• **Exercise description**: Check each line for the word "title" and report how many have it. Give nothing else.

• **Data shown**:
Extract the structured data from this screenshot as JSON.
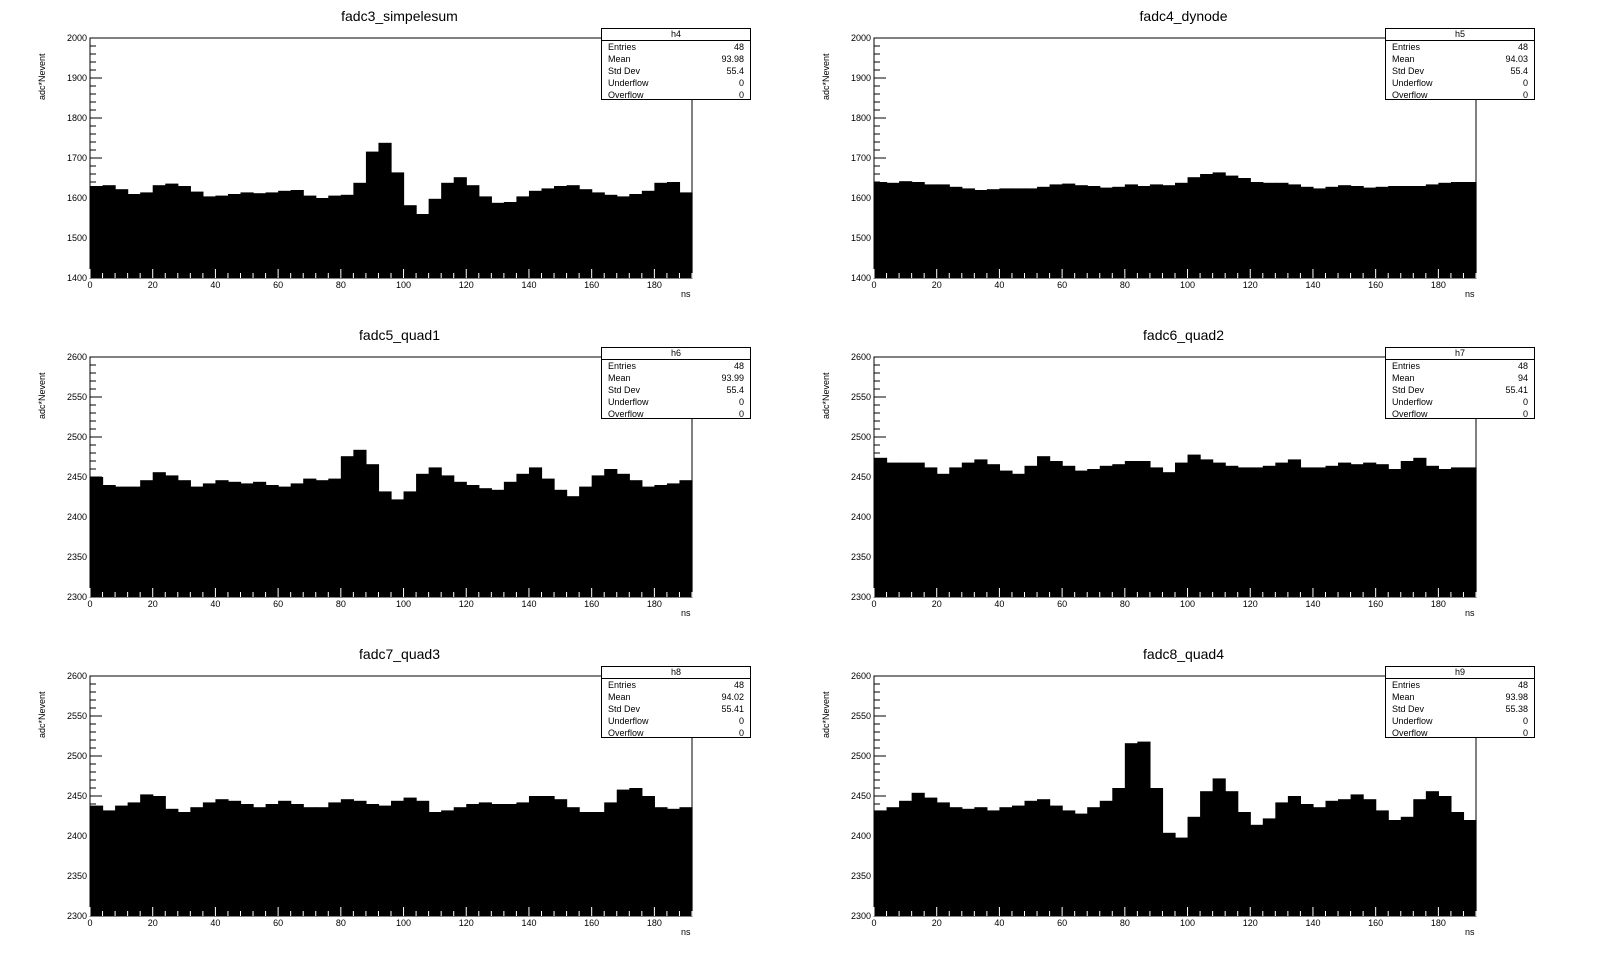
{
  "chart_data": [
    {
      "type": "histogram",
      "title": "fadc3_simpelesum",
      "xlabel": "ns",
      "ylabel": "adc*Nevent",
      "xlim": [
        0,
        192
      ],
      "ylim": [
        1400,
        2000
      ],
      "x_ticks": [
        0,
        20,
        40,
        60,
        80,
        100,
        120,
        140,
        160,
        180
      ],
      "y_ticks": [
        1400,
        1500,
        1600,
        1700,
        1800,
        1900,
        2000
      ],
      "bin_width": 4,
      "values": [
        1630,
        1632,
        1622,
        1610,
        1614,
        1632,
        1636,
        1630,
        1616,
        1604,
        1606,
        1610,
        1614,
        1612,
        1614,
        1618,
        1620,
        1606,
        1600,
        1606,
        1608,
        1638,
        1716,
        1738,
        1664,
        1582,
        1560,
        1598,
        1638,
        1652,
        1632,
        1604,
        1588,
        1590,
        1604,
        1618,
        1624,
        1630,
        1632,
        1622,
        1614,
        1608,
        1604,
        1610,
        1618,
        1638,
        1640,
        1614
      ],
      "stats": {
        "name": "h4",
        "rows": [
          [
            "Entries",
            "48"
          ],
          [
            "Mean",
            "93.98"
          ],
          [
            "Std Dev",
            "55.4"
          ],
          [
            "Underflow",
            "0"
          ],
          [
            "Overflow",
            "0"
          ]
        ]
      }
    },
    {
      "type": "histogram",
      "title": "fadc4_dynode",
      "xlabel": "ns",
      "ylabel": "adc*Nevent",
      "xlim": [
        0,
        192
      ],
      "ylim": [
        1400,
        2000
      ],
      "x_ticks": [
        0,
        20,
        40,
        60,
        80,
        100,
        120,
        140,
        160,
        180
      ],
      "y_ticks": [
        1400,
        1500,
        1600,
        1700,
        1800,
        1900,
        2000
      ],
      "bin_width": 4,
      "values": [
        1640,
        1638,
        1642,
        1640,
        1634,
        1634,
        1628,
        1624,
        1620,
        1622,
        1624,
        1624,
        1624,
        1628,
        1634,
        1636,
        1632,
        1630,
        1626,
        1628,
        1634,
        1630,
        1634,
        1632,
        1638,
        1652,
        1660,
        1664,
        1656,
        1650,
        1640,
        1638,
        1638,
        1634,
        1628,
        1624,
        1628,
        1632,
        1630,
        1626,
        1628,
        1630,
        1630,
        1630,
        1634,
        1638,
        1640,
        1640
      ],
      "stats": {
        "name": "h5",
        "rows": [
          [
            "Entries",
            "48"
          ],
          [
            "Mean",
            "94.03"
          ],
          [
            "Std Dev",
            "55.4"
          ],
          [
            "Underflow",
            "0"
          ],
          [
            "Overflow",
            "0"
          ]
        ]
      }
    },
    {
      "type": "histogram",
      "title": "fadc5_quad1",
      "xlabel": "ns",
      "ylabel": "adc*Nevent",
      "xlim": [
        0,
        192
      ],
      "ylim": [
        2300,
        2600
      ],
      "x_ticks": [
        0,
        20,
        40,
        60,
        80,
        100,
        120,
        140,
        160,
        180
      ],
      "y_ticks": [
        2300,
        2350,
        2400,
        2450,
        2500,
        2550,
        2600
      ],
      "bin_width": 4,
      "values": [
        2450,
        2440,
        2438,
        2438,
        2446,
        2456,
        2452,
        2446,
        2438,
        2442,
        2446,
        2444,
        2442,
        2444,
        2440,
        2438,
        2442,
        2448,
        2446,
        2448,
        2476,
        2484,
        2466,
        2432,
        2422,
        2432,
        2454,
        2462,
        2452,
        2444,
        2440,
        2436,
        2434,
        2444,
        2454,
        2462,
        2448,
        2434,
        2426,
        2438,
        2452,
        2460,
        2454,
        2446,
        2438,
        2440,
        2442,
        2446
      ],
      "stats": {
        "name": "h6",
        "rows": [
          [
            "Entries",
            "48"
          ],
          [
            "Mean",
            "93.99"
          ],
          [
            "Std Dev",
            "55.4"
          ],
          [
            "Underflow",
            "0"
          ],
          [
            "Overflow",
            "0"
          ]
        ]
      }
    },
    {
      "type": "histogram",
      "title": "fadc6_quad2",
      "xlabel": "ns",
      "ylabel": "adc*Nevent",
      "xlim": [
        0,
        192
      ],
      "ylim": [
        2300,
        2600
      ],
      "x_ticks": [
        0,
        20,
        40,
        60,
        80,
        100,
        120,
        140,
        160,
        180
      ],
      "y_ticks": [
        2300,
        2350,
        2400,
        2450,
        2500,
        2550,
        2600
      ],
      "bin_width": 4,
      "values": [
        2474,
        2468,
        2468,
        2468,
        2462,
        2454,
        2462,
        2468,
        2472,
        2466,
        2458,
        2454,
        2464,
        2476,
        2470,
        2464,
        2458,
        2460,
        2464,
        2466,
        2470,
        2470,
        2462,
        2456,
        2468,
        2478,
        2472,
        2468,
        2464,
        2462,
        2462,
        2464,
        2468,
        2472,
        2462,
        2462,
        2464,
        2468,
        2466,
        2468,
        2466,
        2460,
        2470,
        2474,
        2464,
        2460,
        2462,
        2462
      ],
      "stats": {
        "name": "h7",
        "rows": [
          [
            "Entries",
            "48"
          ],
          [
            "Mean",
            "94"
          ],
          [
            "Std Dev",
            "55.41"
          ],
          [
            "Underflow",
            "0"
          ],
          [
            "Overflow",
            "0"
          ]
        ]
      }
    },
    {
      "type": "histogram",
      "title": "fadc7_quad3",
      "xlabel": "ns",
      "ylabel": "adc*Nevent",
      "xlim": [
        0,
        192
      ],
      "ylim": [
        2300,
        2600
      ],
      "x_ticks": [
        0,
        20,
        40,
        60,
        80,
        100,
        120,
        140,
        160,
        180
      ],
      "y_ticks": [
        2300,
        2350,
        2400,
        2450,
        2500,
        2550,
        2600
      ],
      "bin_width": 4,
      "values": [
        2438,
        2432,
        2438,
        2442,
        2452,
        2450,
        2434,
        2430,
        2436,
        2442,
        2446,
        2444,
        2440,
        2436,
        2440,
        2444,
        2440,
        2436,
        2436,
        2442,
        2446,
        2444,
        2440,
        2438,
        2444,
        2448,
        2444,
        2430,
        2432,
        2436,
        2440,
        2442,
        2440,
        2440,
        2442,
        2450,
        2450,
        2446,
        2436,
        2430,
        2430,
        2442,
        2458,
        2460,
        2450,
        2436,
        2434,
        2436
      ],
      "stats": {
        "name": "h8",
        "rows": [
          [
            "Entries",
            "48"
          ],
          [
            "Mean",
            "94.02"
          ],
          [
            "Std Dev",
            "55.41"
          ],
          [
            "Underflow",
            "0"
          ],
          [
            "Overflow",
            "0"
          ]
        ]
      }
    },
    {
      "type": "histogram",
      "title": "fadc8_quad4",
      "xlabel": "ns",
      "ylabel": "adc*Nevent",
      "xlim": [
        0,
        192
      ],
      "ylim": [
        2300,
        2600
      ],
      "x_ticks": [
        0,
        20,
        40,
        60,
        80,
        100,
        120,
        140,
        160,
        180
      ],
      "y_ticks": [
        2300,
        2350,
        2400,
        2450,
        2500,
        2550,
        2600
      ],
      "bin_width": 4,
      "values": [
        2432,
        2436,
        2444,
        2454,
        2448,
        2442,
        2436,
        2434,
        2436,
        2432,
        2436,
        2438,
        2444,
        2446,
        2438,
        2432,
        2428,
        2436,
        2444,
        2460,
        2516,
        2518,
        2460,
        2404,
        2398,
        2424,
        2456,
        2472,
        2456,
        2430,
        2414,
        2422,
        2442,
        2450,
        2440,
        2436,
        2444,
        2446,
        2452,
        2446,
        2432,
        2420,
        2424,
        2446,
        2456,
        2450,
        2430,
        2420
      ],
      "stats": {
        "name": "h9",
        "rows": [
          [
            "Entries",
            "48"
          ],
          [
            "Mean",
            "93.98"
          ],
          [
            "Std Dev",
            "55.38"
          ],
          [
            "Underflow",
            "0"
          ],
          [
            "Overflow",
            "0"
          ]
        ]
      }
    }
  ]
}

• **Solution to the exercise**: 6